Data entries
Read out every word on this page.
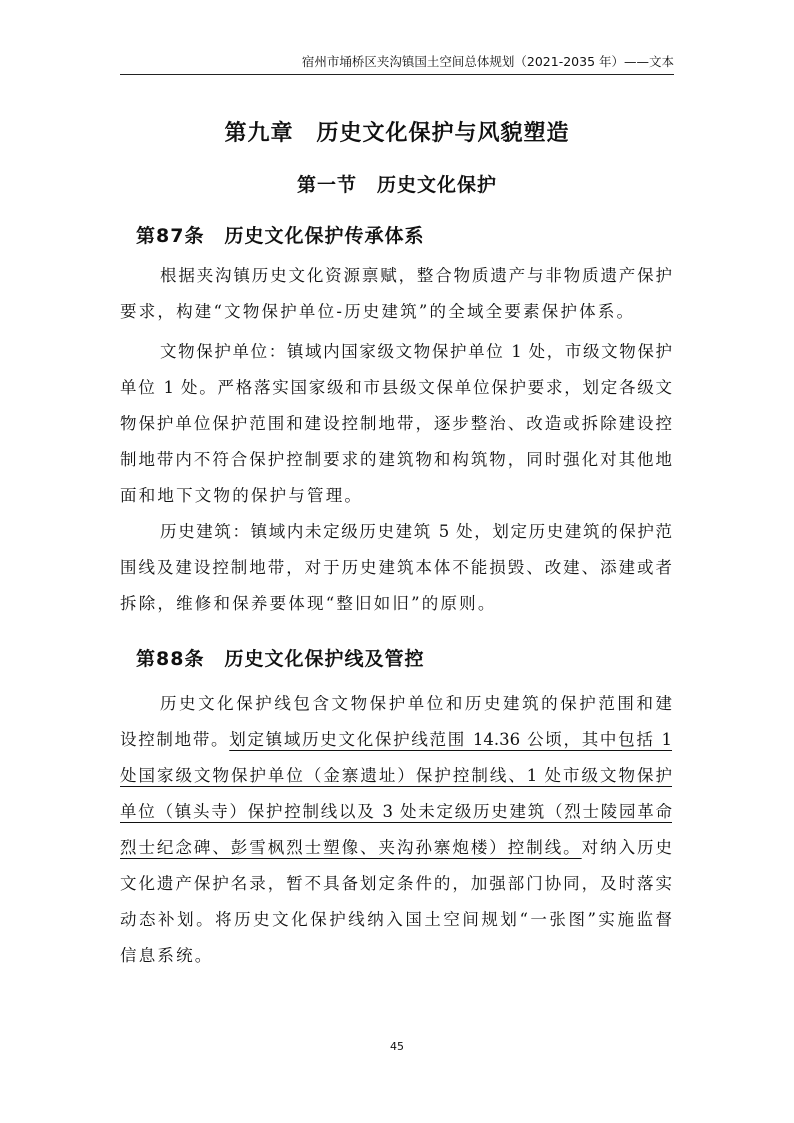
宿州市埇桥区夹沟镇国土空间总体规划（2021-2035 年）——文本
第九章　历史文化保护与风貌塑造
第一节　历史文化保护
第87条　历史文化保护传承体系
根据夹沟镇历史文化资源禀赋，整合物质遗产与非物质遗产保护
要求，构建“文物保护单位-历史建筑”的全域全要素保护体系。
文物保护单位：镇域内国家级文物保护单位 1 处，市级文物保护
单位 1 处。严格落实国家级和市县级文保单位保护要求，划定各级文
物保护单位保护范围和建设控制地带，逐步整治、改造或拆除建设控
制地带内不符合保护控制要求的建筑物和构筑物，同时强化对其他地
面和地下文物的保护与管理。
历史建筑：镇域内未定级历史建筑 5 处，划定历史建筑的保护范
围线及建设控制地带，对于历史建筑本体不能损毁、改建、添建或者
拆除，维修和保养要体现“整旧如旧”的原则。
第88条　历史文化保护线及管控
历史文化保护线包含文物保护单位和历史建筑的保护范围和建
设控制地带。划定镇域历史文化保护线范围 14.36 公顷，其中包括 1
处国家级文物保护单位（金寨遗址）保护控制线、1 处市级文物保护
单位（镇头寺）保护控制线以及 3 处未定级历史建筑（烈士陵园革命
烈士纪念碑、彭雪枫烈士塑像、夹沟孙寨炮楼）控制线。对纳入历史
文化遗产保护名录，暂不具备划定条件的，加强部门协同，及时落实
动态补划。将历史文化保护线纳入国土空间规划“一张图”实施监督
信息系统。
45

* **SHORT PROBLEM**:
Every line of the data should be copied as it stands, without the images.

* **EXERCISE SOLUTION**:
Read out every word on this page.
宿州市埇桥区夹沟镇国土空间总体规划（2021-2035 年）——文本
第九章　历史文化保护与风貌塑造
第一节　历史文化保护
第87条　历史文化保护传承体系
根据夹沟镇历史文化资源禀赋，整合物质遗产与非物质遗产保护
要求，构建“文物保护单位-历史建筑”的全域全要素保护体系。
文物保护单位：镇域内国家级文物保护单位 1 处，市级文物保护
单位 1 处。严格落实国家级和市县级文保单位保护要求，划定各级文
物保护单位保护范围和建设控制地带，逐步整治、改造或拆除建设控
制地带内不符合保护控制要求的建筑物和构筑物，同时强化对其他地
面和地下文物的保护与管理。
历史建筑：镇域内未定级历史建筑 5 处，划定历史建筑的保护范
围线及建设控制地带，对于历史建筑本体不能损毁、改建、添建或者
拆除，维修和保养要体现“整旧如旧”的原则。
第88条　历史文化保护线及管控
历史文化保护线包含文物保护单位和历史建筑的保护范围和建
设控制地带。划定镇域历史文化保护线范围 14.36 公顷，其中包括 1
处国家级文物保护单位（金寨遗址）保护控制线、1 处市级文物保护
单位（镇头寺）保护控制线以及 3 处未定级历史建筑（烈士陵园革命
烈士纪念碑、彭雪枫烈士塑像、夹沟孙寨炮楼）控制线。对纳入历史
文化遗产保护名录，暂不具备划定条件的，加强部门协同，及时落实
动态补划。将历史文化保护线纳入国土空间规划“一张图”实施监督
信息系统。
45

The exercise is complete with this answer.